(Structured figure records)

-*-*-

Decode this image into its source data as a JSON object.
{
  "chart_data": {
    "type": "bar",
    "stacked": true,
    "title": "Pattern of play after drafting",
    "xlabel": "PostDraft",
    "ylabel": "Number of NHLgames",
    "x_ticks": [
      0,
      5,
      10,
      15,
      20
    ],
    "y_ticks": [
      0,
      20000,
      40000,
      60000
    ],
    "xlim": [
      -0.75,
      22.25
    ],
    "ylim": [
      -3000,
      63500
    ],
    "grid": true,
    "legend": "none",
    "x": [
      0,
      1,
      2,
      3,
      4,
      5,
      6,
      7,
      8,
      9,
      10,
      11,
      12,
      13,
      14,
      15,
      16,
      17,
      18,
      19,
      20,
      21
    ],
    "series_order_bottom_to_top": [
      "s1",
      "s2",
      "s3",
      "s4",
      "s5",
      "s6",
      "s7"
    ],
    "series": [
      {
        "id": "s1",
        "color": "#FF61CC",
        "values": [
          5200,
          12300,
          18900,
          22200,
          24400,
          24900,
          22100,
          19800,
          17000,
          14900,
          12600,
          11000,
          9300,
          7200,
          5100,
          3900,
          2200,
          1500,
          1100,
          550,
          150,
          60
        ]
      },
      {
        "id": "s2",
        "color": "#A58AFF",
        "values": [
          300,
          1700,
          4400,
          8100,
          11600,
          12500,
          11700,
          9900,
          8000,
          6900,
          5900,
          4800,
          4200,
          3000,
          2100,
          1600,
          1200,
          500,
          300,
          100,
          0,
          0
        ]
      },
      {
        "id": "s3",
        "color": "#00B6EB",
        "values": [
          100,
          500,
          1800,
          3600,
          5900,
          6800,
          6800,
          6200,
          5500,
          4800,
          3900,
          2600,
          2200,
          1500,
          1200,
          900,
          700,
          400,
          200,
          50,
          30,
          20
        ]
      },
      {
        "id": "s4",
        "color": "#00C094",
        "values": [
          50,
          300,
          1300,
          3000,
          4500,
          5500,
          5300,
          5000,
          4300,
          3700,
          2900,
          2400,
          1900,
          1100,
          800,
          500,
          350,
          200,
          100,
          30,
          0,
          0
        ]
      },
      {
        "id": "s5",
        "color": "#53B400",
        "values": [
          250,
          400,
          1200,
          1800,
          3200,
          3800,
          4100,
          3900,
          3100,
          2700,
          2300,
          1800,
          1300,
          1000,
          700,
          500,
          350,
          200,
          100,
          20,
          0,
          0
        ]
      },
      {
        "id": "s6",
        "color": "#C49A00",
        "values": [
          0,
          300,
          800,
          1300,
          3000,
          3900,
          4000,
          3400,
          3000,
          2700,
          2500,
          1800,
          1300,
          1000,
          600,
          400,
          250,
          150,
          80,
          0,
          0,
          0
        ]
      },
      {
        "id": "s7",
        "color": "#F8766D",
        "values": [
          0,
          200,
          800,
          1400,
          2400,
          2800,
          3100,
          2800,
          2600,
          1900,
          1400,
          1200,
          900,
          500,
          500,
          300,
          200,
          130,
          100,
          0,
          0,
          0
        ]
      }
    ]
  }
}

-*-*-

§ Set problem
Repeat the whole listing exactly, keeping every line intact.

§ Problem solution
Decode this image into its source data as a JSON object.
{
  "chart_data": {
    "type": "bar",
    "stacked": true,
    "title": "Pattern of play after drafting",
    "xlabel": "PostDraft",
    "ylabel": "Number of NHLgames",
    "x_ticks": [
      0,
      5,
      10,
      15,
      20
    ],
    "y_ticks": [
      0,
      20000,
      40000,
      60000
    ],
    "xlim": [
      -0.75,
      22.25
    ],
    "ylim": [
      -3000,
      63500
    ],
    "grid": true,
    "legend": "none",
    "x": [
      0,
      1,
      2,
      3,
      4,
      5,
      6,
      7,
      8,
      9,
      10,
      11,
      12,
      13,
      14,
      15,
      16,
      17,
      18,
      19,
      20,
      21
    ],
    "series_order_bottom_to_top": [
      "s1",
      "s2",
      "s3",
      "s4",
      "s5",
      "s6",
      "s7"
    ],
    "series": [
      {
        "id": "s1",
        "color": "#FF61CC",
        "values": [
          5200,
          12300,
          18900,
          22200,
          24400,
          24900,
          22100,
          19800,
          17000,
          14900,
          12600,
          11000,
          9300,
          7200,
          5100,
          3900,
          2200,
          1500,
          1100,
          550,
          150,
          60
        ]
      },
      {
        "id": "s2",
        "color": "#A58AFF",
        "values": [
          300,
          1700,
          4400,
          8100,
          11600,
          12500,
          11700,
          9900,
          8000,
          6900,
          5900,
          4800,
          4200,
          3000,
          2100,
          1600,
          1200,
          500,
          300,
          100,
          0,
          0
        ]
      },
      {
        "id": "s3",
        "color": "#00B6EB",
        "values": [
          100,
          500,
          1800,
          3600,
          5900,
          6800,
          6800,
          6200,
          5500,
          4800,
          3900,
          2600,
          2200,
          1500,
          1200,
          900,
          700,
          400,
          200,
          50,
          30,
          20
        ]
      },
      {
        "id": "s4",
        "color": "#00C094",
        "values": [
          50,
          300,
          1300,
          3000,
          4500,
          5500,
          5300,
          5000,
          4300,
          3700,
          2900,
          2400,
          1900,
          1100,
          800,
          500,
          350,
          200,
          100,
          30,
          0,
          0
        ]
      },
      {
        "id": "s5",
        "color": "#53B400",
        "values": [
          250,
          400,
          1200,
          1800,
          3200,
          3800,
          4100,
          3900,
          3100,
          2700,
          2300,
          1800,
          1300,
          1000,
          700,
          500,
          350,
          200,
          100,
          20,
          0,
          0
        ]
      },
      {
        "id": "s6",
        "color": "#C49A00",
        "values": [
          0,
          300,
          800,
          1300,
          3000,
          3900,
          4000,
          3400,
          3000,
          2700,
          2500,
          1800,
          1300,
          1000,
          600,
          400,
          250,
          150,
          80,
          0,
          0,
          0
        ]
      },
      {
        "id": "s7",
        "color": "#F8766D",
        "values": [
          0,
          200,
          800,
          1400,
          2400,
          2800,
          3100,
          2800,
          2600,
          1900,
          1400,
          1200,
          900,
          500,
          500,
          300,
          200,
          130,
          100,
          0,
          0,
          0
        ]
      }
    ]
  }
}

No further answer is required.